▶ Work instructions
Give the number of lines in the records below that include "circle", and nothing more.

▶ Dataset entries
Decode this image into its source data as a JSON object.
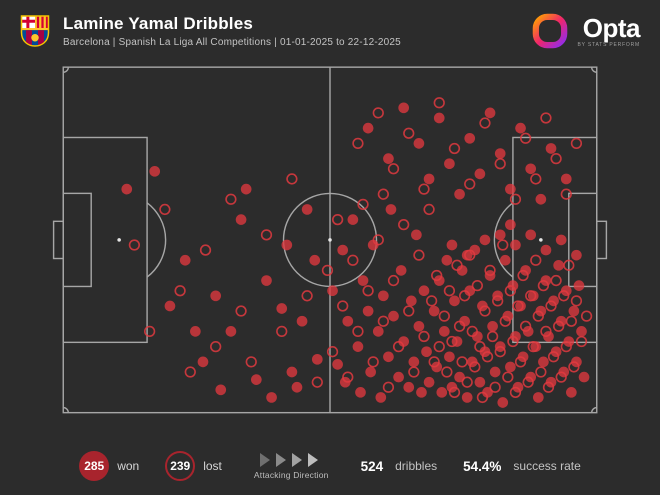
{
  "header": {
    "title": "Lamine Yamal Dribbles",
    "subtitle": "Barcelona | Spanish La Liga All Competitions | 01-01-2025 to 22-12-2025"
  },
  "branding": {
    "club_crest": "fc-barcelona-crest",
    "opta_wordmark": "Opta",
    "opta_sub": "BY STATS PERFORM"
  },
  "legend": {
    "won_count": "285",
    "won_label": "won",
    "lost_count": "239",
    "lost_label": "lost",
    "attacking_direction_label": "Attacking Direction",
    "total_count": "524",
    "total_label": "dribbles",
    "success_rate": "54.4%",
    "success_rate_label": "success rate"
  },
  "colors": {
    "background": "#2c2c2c",
    "pitch_line": "#a6a6a6",
    "dribble_red": "#e0393f",
    "legend_red": "#a8242d"
  },
  "chart_data": {
    "type": "scatter",
    "title": "Lamine Yamal Dribbles",
    "subtitle": "Barcelona | Spanish La Liga All Competitions | 01-01-2025 to 22-12-2025",
    "pitch_units": {
      "x_range": [
        0,
        105
      ],
      "y_range": [
        0,
        68
      ],
      "attacking_direction": "left-to-right"
    },
    "summary": {
      "won": 285,
      "lost": 239,
      "total_dribbles": 524,
      "success_rate_pct": 54.4
    },
    "legend_position": "bottom",
    "series": [
      {
        "name": "won",
        "marker": "filled-circle",
        "points": [
          [
            12.5,
            24
          ],
          [
            18,
            20.5
          ],
          [
            21,
            47
          ],
          [
            24,
            38
          ],
          [
            26,
            52
          ],
          [
            27.5,
            58
          ],
          [
            30,
            45
          ],
          [
            31,
            63.5
          ],
          [
            33,
            52
          ],
          [
            35,
            30
          ],
          [
            36,
            24
          ],
          [
            38,
            61.5
          ],
          [
            40,
            42
          ],
          [
            41,
            65
          ],
          [
            43,
            47.5
          ],
          [
            44,
            35
          ],
          [
            45,
            60
          ],
          [
            46,
            63
          ],
          [
            47,
            50
          ],
          [
            48,
            28
          ],
          [
            49.5,
            38
          ],
          [
            50,
            57.5
          ],
          [
            53,
            44
          ],
          [
            54,
            58.5
          ],
          [
            55,
            36
          ],
          [
            55.5,
            62
          ],
          [
            56,
            50
          ],
          [
            57,
            30
          ],
          [
            58,
            55
          ],
          [
            58.5,
            64
          ],
          [
            59,
            42
          ],
          [
            60,
            48
          ],
          [
            60.5,
            60
          ],
          [
            61,
            35
          ],
          [
            62,
            52
          ],
          [
            62.5,
            65
          ],
          [
            63,
            45
          ],
          [
            64,
            57
          ],
          [
            64.5,
            28
          ],
          [
            65,
            49
          ],
          [
            66,
            61
          ],
          [
            66.5,
            40
          ],
          [
            67,
            54
          ],
          [
            68,
            63
          ],
          [
            68.5,
            46
          ],
          [
            69,
            58
          ],
          [
            69.5,
            33
          ],
          [
            70,
            51
          ],
          [
            70.5,
            64
          ],
          [
            71,
            44
          ],
          [
            71.5,
            56
          ],
          [
            72,
            62
          ],
          [
            73,
            48
          ],
          [
            73.5,
            59
          ],
          [
            74,
            42
          ],
          [
            74.5,
            64
          ],
          [
            75,
            52
          ],
          [
            75.5,
            38
          ],
          [
            76,
            57
          ],
          [
            76.5,
            63
          ],
          [
            77,
            46
          ],
          [
            77.5,
            54
          ],
          [
            78,
            61
          ],
          [
            78.5,
            40
          ],
          [
            79,
            50
          ],
          [
            79.5,
            65
          ],
          [
            80,
            44
          ],
          [
            80.5,
            58
          ],
          [
            81,
            36
          ],
          [
            81.5,
            53
          ],
          [
            82,
            62
          ],
          [
            82.5,
            47
          ],
          [
            83,
            56
          ],
          [
            83.5,
            64
          ],
          [
            84,
            41
          ],
          [
            84.5,
            51
          ],
          [
            85,
            60
          ],
          [
            85.5,
            45
          ],
          [
            86,
            55
          ],
          [
            86.5,
            66
          ],
          [
            87,
            38
          ],
          [
            87.5,
            49
          ],
          [
            88,
            59
          ],
          [
            88.5,
            43
          ],
          [
            89,
            53
          ],
          [
            89.5,
            63
          ],
          [
            90,
            47
          ],
          [
            90.5,
            57
          ],
          [
            91,
            40
          ],
          [
            91.5,
            52
          ],
          [
            92,
            61
          ],
          [
            92.5,
            45
          ],
          [
            93,
            55
          ],
          [
            93.5,
            65
          ],
          [
            94,
            48
          ],
          [
            94.5,
            58
          ],
          [
            95,
            42
          ],
          [
            95.5,
            53
          ],
          [
            96,
            62
          ],
          [
            96.5,
            46
          ],
          [
            97,
            56
          ],
          [
            97.5,
            39
          ],
          [
            98,
            50
          ],
          [
            98.5,
            60
          ],
          [
            99,
            44
          ],
          [
            99.5,
            54
          ],
          [
            100,
            64
          ],
          [
            100.5,
            48
          ],
          [
            101,
            58
          ],
          [
            101.5,
            43
          ],
          [
            102,
            52
          ],
          [
            102.5,
            61
          ],
          [
            76.5,
            35
          ],
          [
            79.5,
            37
          ],
          [
            83,
            34
          ],
          [
            86,
            33
          ],
          [
            89,
            35
          ],
          [
            92,
            33
          ],
          [
            95,
            36
          ],
          [
            98,
            34
          ],
          [
            101,
            37
          ],
          [
            88,
            31
          ],
          [
            60,
            12
          ],
          [
            64,
            18
          ],
          [
            67,
            8
          ],
          [
            70,
            15
          ],
          [
            72,
            22
          ],
          [
            74,
            10
          ],
          [
            76,
            19
          ],
          [
            78,
            25
          ],
          [
            80,
            14
          ],
          [
            82,
            21
          ],
          [
            84,
            9
          ],
          [
            86,
            17
          ],
          [
            88,
            24
          ],
          [
            90,
            12
          ],
          [
            92,
            20
          ],
          [
            94,
            26
          ],
          [
            96,
            16
          ],
          [
            99,
            22
          ]
        ]
      },
      {
        "name": "lost",
        "marker": "open-circle",
        "points": [
          [
            14,
            35
          ],
          [
            17,
            52
          ],
          [
            20,
            28
          ],
          [
            23,
            44
          ],
          [
            25,
            60
          ],
          [
            28,
            36
          ],
          [
            30,
            55
          ],
          [
            33,
            26
          ],
          [
            35,
            48
          ],
          [
            37,
            58
          ],
          [
            40,
            33
          ],
          [
            43,
            52
          ],
          [
            45,
            22
          ],
          [
            48,
            45
          ],
          [
            50,
            62
          ],
          [
            52,
            40
          ],
          [
            53,
            56
          ],
          [
            54,
            30
          ],
          [
            55,
            47
          ],
          [
            56,
            61
          ],
          [
            57,
            38
          ],
          [
            58,
            52
          ],
          [
            59,
            27
          ],
          [
            60,
            44
          ],
          [
            61,
            58
          ],
          [
            62,
            34
          ],
          [
            63,
            50
          ],
          [
            64,
            63
          ],
          [
            65,
            42
          ],
          [
            66,
            55
          ],
          [
            67,
            31
          ],
          [
            68,
            48
          ],
          [
            69,
            60
          ],
          [
            70,
            37
          ],
          [
            71,
            53
          ],
          [
            72,
            28
          ],
          [
            72.5,
            46
          ],
          [
            73,
            58
          ],
          [
            73.5,
            41
          ],
          [
            74,
            55
          ],
          [
            75,
            49
          ],
          [
            75.5,
            60
          ],
          [
            76,
            44
          ],
          [
            76.5,
            54
          ],
          [
            77,
            64
          ],
          [
            77.5,
            39
          ],
          [
            78,
            51
          ],
          [
            78.5,
            58
          ],
          [
            79,
            45
          ],
          [
            79.5,
            62
          ],
          [
            80,
            37
          ],
          [
            80.5,
            52
          ],
          [
            81,
            59
          ],
          [
            81.5,
            43
          ],
          [
            82,
            55
          ],
          [
            82.5,
            65
          ],
          [
            83,
            48
          ],
          [
            83.5,
            57
          ],
          [
            84,
            40
          ],
          [
            84.5,
            53
          ],
          [
            85,
            63
          ],
          [
            85.5,
            46
          ],
          [
            86,
            56
          ],
          [
            86.5,
            35
          ],
          [
            87,
            50
          ],
          [
            87.5,
            61
          ],
          [
            88,
            44
          ],
          [
            88.5,
            54
          ],
          [
            89,
            64
          ],
          [
            89.5,
            47
          ],
          [
            90,
            58
          ],
          [
            90.5,
            41
          ],
          [
            91,
            51
          ],
          [
            91.5,
            62
          ],
          [
            92,
            45
          ],
          [
            92.5,
            55
          ],
          [
            93,
            38
          ],
          [
            93.5,
            49
          ],
          [
            94,
            60
          ],
          [
            94.5,
            43
          ],
          [
            95,
            52
          ],
          [
            95.5,
            63
          ],
          [
            96,
            47
          ],
          [
            96.5,
            57
          ],
          [
            97,
            42
          ],
          [
            97.5,
            51
          ],
          [
            98,
            61
          ],
          [
            98.5,
            45
          ],
          [
            99,
            55
          ],
          [
            99.5,
            39
          ],
          [
            100,
            50
          ],
          [
            100.5,
            59
          ],
          [
            101,
            46
          ],
          [
            102,
            54
          ],
          [
            103,
            49
          ],
          [
            58,
            15
          ],
          [
            62,
            9
          ],
          [
            65,
            20
          ],
          [
            68,
            13
          ],
          [
            71,
            24
          ],
          [
            74,
            7
          ],
          [
            77,
            16
          ],
          [
            80,
            23
          ],
          [
            83,
            11
          ],
          [
            86,
            19
          ],
          [
            89,
            26
          ],
          [
            91,
            14
          ],
          [
            93,
            22
          ],
          [
            95,
            10
          ],
          [
            97,
            18
          ],
          [
            99,
            25
          ],
          [
            101,
            15
          ],
          [
            63,
            25
          ]
        ]
      }
    ]
  }
}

▶ Exercise output
2